GIVEN EXERCISE: Each record below is to be reproduced without any change.

RECORDS PROVIDED:
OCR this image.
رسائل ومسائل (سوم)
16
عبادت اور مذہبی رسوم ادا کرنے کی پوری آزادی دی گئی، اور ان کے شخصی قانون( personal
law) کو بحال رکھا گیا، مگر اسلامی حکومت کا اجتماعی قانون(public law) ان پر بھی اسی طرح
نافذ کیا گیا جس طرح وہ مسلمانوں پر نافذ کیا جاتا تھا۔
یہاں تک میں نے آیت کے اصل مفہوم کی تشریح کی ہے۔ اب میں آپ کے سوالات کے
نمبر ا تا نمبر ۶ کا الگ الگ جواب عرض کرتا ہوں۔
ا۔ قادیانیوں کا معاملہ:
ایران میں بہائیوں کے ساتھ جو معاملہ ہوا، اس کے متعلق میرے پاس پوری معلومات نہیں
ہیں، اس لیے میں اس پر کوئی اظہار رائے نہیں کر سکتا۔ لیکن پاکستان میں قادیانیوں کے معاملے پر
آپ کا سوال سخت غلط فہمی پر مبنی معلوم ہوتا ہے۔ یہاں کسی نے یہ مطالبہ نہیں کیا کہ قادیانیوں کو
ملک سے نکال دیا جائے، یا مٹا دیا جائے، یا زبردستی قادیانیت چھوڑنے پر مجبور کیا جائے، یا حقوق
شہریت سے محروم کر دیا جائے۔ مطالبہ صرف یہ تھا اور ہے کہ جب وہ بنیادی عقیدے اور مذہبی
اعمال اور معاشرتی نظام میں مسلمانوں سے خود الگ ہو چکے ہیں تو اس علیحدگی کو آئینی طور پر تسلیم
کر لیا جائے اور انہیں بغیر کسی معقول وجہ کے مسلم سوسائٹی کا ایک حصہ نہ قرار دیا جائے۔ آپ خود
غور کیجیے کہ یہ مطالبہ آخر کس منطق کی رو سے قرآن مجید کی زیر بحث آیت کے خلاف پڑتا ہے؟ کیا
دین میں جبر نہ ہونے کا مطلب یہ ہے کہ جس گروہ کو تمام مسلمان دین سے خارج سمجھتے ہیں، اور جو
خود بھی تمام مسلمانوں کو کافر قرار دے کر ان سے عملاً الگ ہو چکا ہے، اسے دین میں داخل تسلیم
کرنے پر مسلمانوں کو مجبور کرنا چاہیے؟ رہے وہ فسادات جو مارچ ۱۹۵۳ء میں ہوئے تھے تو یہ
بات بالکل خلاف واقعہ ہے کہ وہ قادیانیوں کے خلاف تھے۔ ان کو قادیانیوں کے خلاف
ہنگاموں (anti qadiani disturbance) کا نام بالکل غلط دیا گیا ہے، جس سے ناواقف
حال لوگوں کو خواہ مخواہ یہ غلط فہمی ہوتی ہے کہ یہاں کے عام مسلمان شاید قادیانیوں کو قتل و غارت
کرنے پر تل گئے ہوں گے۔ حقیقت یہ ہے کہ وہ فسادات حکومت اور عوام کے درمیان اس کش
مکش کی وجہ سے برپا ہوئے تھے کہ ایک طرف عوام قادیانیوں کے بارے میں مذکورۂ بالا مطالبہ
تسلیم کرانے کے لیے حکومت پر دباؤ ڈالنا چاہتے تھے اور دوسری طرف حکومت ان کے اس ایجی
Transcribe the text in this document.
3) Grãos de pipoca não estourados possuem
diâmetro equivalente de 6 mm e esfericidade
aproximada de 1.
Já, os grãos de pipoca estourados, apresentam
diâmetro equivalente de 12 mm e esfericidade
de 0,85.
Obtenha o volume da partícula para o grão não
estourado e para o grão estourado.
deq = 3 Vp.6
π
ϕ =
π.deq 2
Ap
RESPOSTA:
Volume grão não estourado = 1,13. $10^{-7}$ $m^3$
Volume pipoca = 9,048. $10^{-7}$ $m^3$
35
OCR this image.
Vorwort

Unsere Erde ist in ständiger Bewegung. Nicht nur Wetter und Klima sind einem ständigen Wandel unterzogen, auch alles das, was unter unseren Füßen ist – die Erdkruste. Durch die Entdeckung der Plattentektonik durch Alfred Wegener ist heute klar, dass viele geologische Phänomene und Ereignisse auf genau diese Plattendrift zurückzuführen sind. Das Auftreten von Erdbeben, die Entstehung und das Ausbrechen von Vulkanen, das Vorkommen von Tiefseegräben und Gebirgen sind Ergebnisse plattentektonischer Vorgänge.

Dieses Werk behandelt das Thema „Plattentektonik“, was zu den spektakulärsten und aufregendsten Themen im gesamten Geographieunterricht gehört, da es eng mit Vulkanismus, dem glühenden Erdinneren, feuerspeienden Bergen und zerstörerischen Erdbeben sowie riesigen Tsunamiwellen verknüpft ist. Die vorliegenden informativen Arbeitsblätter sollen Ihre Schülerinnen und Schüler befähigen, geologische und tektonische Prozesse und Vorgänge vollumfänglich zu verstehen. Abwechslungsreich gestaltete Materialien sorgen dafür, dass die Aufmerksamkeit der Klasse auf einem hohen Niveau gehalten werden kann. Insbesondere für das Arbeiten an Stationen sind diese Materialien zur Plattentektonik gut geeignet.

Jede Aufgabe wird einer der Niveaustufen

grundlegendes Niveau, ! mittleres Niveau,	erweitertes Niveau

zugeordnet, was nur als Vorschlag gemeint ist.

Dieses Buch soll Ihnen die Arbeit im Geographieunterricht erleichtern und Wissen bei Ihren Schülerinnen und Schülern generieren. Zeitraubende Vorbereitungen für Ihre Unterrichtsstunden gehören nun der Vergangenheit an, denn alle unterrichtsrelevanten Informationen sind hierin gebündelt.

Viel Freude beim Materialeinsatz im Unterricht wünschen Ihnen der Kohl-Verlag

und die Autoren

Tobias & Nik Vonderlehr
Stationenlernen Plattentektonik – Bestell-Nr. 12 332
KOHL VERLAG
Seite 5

RESULT OF THE EXERCISE:
OCR this image.
رسائل ومسائل (سوم)
16
عبادت اور مذہبی رسوم ادا کرنے کی پوری آزادی دی گئی، اور ان کے شخصی قانون( personal
law) کو بحال رکھا گیا، مگر اسلامی حکومت کا اجتماعی قانون(public law) ان پر بھی اسی طرح
نافذ کیا گیا جس طرح وہ مسلمانوں پر نافذ کیا جاتا تھا۔
یہاں تک میں نے آیت کے اصل مفہوم کی تشریح کی ہے۔ اب میں آپ کے سوالات کے
نمبر ا تا نمبر ۶ کا الگ الگ جواب عرض کرتا ہوں۔
ا۔ قادیانیوں کا معاملہ:
ایران میں بہائیوں کے ساتھ جو معاملہ ہوا، اس کے متعلق میرے پاس پوری معلومات نہیں
ہیں، اس لیے میں اس پر کوئی اظہار رائے نہیں کر سکتا۔ لیکن پاکستان میں قادیانیوں کے معاملے پر
آپ کا سوال سخت غلط فہمی پر مبنی معلوم ہوتا ہے۔ یہاں کسی نے یہ مطالبہ نہیں کیا کہ قادیانیوں کو
ملک سے نکال دیا جائے، یا مٹا دیا جائے، یا زبردستی قادیانیت چھوڑنے پر مجبور کیا جائے، یا حقوق
شہریت سے محروم کر دیا جائے۔ مطالبہ صرف یہ تھا اور ہے کہ جب وہ بنیادی عقیدے اور مذہبی
اعمال اور معاشرتی نظام میں مسلمانوں سے خود الگ ہو چکے ہیں تو اس علیحدگی کو آئینی طور پر تسلیم
کر لیا جائے اور انہیں بغیر کسی معقول وجہ کے مسلم سوسائٹی کا ایک حصہ نہ قرار دیا جائے۔ آپ خود
غور کیجیے کہ یہ مطالبہ آخر کس منطق کی رو سے قرآن مجید کی زیر بحث آیت کے خلاف پڑتا ہے؟ کیا
دین میں جبر نہ ہونے کا مطلب یہ ہے کہ جس گروہ کو تمام مسلمان دین سے خارج سمجھتے ہیں، اور جو
خود بھی تمام مسلمانوں کو کافر قرار دے کر ان سے عملاً الگ ہو چکا ہے، اسے دین میں داخل تسلیم
کرنے پر مسلمانوں کو مجبور کرنا چاہیے؟ رہے وہ فسادات جو مارچ ۱۹۵۳ء میں ہوئے تھے تو یہ
بات بالکل خلاف واقعہ ہے کہ وہ قادیانیوں کے خلاف تھے۔ ان کو قادیانیوں کے خلاف
ہنگاموں (anti qadiani disturbance) کا نام بالکل غلط دیا گیا ہے، جس سے ناواقف
حال لوگوں کو خواہ مخواہ یہ غلط فہمی ہوتی ہے کہ یہاں کے عام مسلمان شاید قادیانیوں کو قتل و غارت
کرنے پر تل گئے ہوں گے۔ حقیقت یہ ہے کہ وہ فسادات حکومت اور عوام کے درمیان اس کش
مکش کی وجہ سے برپا ہوئے تھے کہ ایک طرف عوام قادیانیوں کے بارے میں مذکورۂ بالا مطالبہ
تسلیم کرانے کے لیے حکومت پر دباؤ ڈالنا چاہتے تھے اور دوسری طرف حکومت ان کے اس ایجی
Transcribe the text in this document.
3) Grãos de pipoca não estourados possuem
diâmetro equivalente de 6 mm e esfericidade
aproximada de 1.
Já, os grãos de pipoca estourados, apresentam
diâmetro equivalente de 12 mm e esfericidade
de 0,85.
Obtenha o volume da partícula para o grão não
estourado e para o grão estourado.
deq = 3 Vp.6
π
ϕ =
π.deq 2
Ap
RESPOSTA:
Volume grão não estourado = 1,13. $10^{-7}$ $m^3$
Volume pipoca = 9,048. $10^{-7}$ $m^3$
35
OCR this image.
Vorwort

Unsere Erde ist in ständiger Bewegung. Nicht nur Wetter und Klima sind einem ständigen Wandel unterzogen, auch alles das, was unter unseren Füßen ist – die Erdkruste. Durch die Entdeckung der Plattentektonik durch Alfred Wegener ist heute klar, dass viele geologische Phänomene und Ereignisse auf genau diese Plattendrift zurückzuführen sind. Das Auftreten von Erdbeben, die Entstehung und das Ausbrechen von Vulkanen, das Vorkommen von Tiefseegräben und Gebirgen sind Ergebnisse plattentektonischer Vorgänge.

Dieses Werk behandelt das Thema „Plattentektonik“, was zu den spektakulärsten und aufregendsten Themen im gesamten Geographieunterricht gehört, da es eng mit Vulkanismus, dem glühenden Erdinneren, feuerspeienden Bergen und zerstörerischen Erdbeben sowie riesigen Tsunamiwellen verknüpft ist. Die vorliegenden informativen Arbeitsblätter sollen Ihre Schülerinnen und Schüler befähigen, geologische und tektonische Prozesse und Vorgänge vollumfänglich zu verstehen. Abwechslungsreich gestaltete Materialien sorgen dafür, dass die Aufmerksamkeit der Klasse auf einem hohen Niveau gehalten werden kann. Insbesondere für das Arbeiten an Stationen sind diese Materialien zur Plattentektonik gut geeignet.

Jede Aufgabe wird einer der Niveaustufen

grundlegendes Niveau, ! mittleres Niveau,	erweitertes Niveau

zugeordnet, was nur als Vorschlag gemeint ist.

Dieses Buch soll Ihnen die Arbeit im Geographieunterricht erleichtern und Wissen bei Ihren Schülerinnen und Schülern generieren. Zeitraubende Vorbereitungen für Ihre Unterrichtsstunden gehören nun der Vergangenheit an, denn alle unterrichtsrelevanten Informationen sind hierin gebündelt.

Viel Freude beim Materialeinsatz im Unterricht wünschen Ihnen der Kohl-Verlag

und die Autoren

Tobias & Nik Vonderlehr
Stationenlernen Plattentektonik – Bestell-Nr. 12 332
KOHL VERLAG
Seite 5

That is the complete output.